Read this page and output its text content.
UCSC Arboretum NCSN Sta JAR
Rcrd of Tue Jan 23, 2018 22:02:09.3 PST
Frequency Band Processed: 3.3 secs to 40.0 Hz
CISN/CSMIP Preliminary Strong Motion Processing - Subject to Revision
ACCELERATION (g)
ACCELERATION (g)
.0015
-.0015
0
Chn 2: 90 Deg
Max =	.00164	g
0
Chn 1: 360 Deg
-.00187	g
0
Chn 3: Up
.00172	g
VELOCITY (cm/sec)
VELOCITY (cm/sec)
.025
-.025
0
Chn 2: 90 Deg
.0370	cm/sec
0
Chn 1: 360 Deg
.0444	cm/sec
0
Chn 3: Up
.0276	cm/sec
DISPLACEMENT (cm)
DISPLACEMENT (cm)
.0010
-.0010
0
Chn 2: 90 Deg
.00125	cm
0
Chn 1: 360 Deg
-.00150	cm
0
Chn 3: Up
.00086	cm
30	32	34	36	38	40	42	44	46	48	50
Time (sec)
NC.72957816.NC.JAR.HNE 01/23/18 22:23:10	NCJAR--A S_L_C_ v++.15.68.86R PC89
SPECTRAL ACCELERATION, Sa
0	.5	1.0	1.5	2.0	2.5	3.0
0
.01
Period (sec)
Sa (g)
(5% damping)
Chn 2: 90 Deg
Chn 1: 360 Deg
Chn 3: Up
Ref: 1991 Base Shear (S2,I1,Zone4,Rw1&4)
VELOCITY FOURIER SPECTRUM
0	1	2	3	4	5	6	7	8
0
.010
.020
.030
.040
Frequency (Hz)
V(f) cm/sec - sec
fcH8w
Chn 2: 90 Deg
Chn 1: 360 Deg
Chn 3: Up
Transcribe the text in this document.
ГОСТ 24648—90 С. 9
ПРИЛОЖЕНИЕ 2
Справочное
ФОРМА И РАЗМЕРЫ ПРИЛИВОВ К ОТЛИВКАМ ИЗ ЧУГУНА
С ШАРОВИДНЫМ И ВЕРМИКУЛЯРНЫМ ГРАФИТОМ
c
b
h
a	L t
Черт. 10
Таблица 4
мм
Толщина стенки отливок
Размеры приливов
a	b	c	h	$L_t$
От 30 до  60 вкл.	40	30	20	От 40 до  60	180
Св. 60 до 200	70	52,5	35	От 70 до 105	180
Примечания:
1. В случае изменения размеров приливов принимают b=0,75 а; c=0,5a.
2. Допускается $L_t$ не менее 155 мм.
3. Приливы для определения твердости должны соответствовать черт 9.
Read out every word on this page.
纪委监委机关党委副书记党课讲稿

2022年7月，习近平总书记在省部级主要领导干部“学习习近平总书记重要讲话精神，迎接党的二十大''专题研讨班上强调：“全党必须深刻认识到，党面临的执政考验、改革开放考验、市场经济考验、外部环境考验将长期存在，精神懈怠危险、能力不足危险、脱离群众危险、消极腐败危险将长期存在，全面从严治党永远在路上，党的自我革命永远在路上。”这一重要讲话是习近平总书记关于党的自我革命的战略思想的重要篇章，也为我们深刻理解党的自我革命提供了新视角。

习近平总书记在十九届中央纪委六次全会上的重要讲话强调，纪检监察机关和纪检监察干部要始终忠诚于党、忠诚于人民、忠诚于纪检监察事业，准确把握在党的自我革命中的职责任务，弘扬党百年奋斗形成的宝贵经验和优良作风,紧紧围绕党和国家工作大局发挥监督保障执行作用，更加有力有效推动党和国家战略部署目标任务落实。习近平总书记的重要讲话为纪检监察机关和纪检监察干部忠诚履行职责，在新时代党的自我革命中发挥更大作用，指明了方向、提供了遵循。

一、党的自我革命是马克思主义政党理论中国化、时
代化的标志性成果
────────
Directions for this task: All lines from the one containing "Read out every word on this page." through the end of the records, both ends included, are to be quoted exactly; please add nothing else.

Result for this task:
Read out every word on this page.
纪委监委机关党委副书记党课讲稿

2022年7月，习近平总书记在省部级主要领导干部“学习习近平总书记重要讲话精神，迎接党的二十大''专题研讨班上强调：“全党必须深刻认识到，党面临的执政考验、改革开放考验、市场经济考验、外部环境考验将长期存在，精神懈怠危险、能力不足危险、脱离群众危险、消极腐败危险将长期存在，全面从严治党永远在路上，党的自我革命永远在路上。”这一重要讲话是习近平总书记关于党的自我革命的战略思想的重要篇章，也为我们深刻理解党的自我革命提供了新视角。

习近平总书记在十九届中央纪委六次全会上的重要讲话强调，纪检监察机关和纪检监察干部要始终忠诚于党、忠诚于人民、忠诚于纪检监察事业，准确把握在党的自我革命中的职责任务，弘扬党百年奋斗形成的宝贵经验和优良作风,紧紧围绕党和国家工作大局发挥监督保障执行作用，更加有力有效推动党和国家战略部署目标任务落实。习近平总书记的重要讲话为纪检监察机关和纪检监察干部忠诚履行职责，在新时代党的自我革命中发挥更大作用，指明了方向、提供了遵循。

一、党的自我革命是马克思主义政党理论中国化、时
代化的标志性成果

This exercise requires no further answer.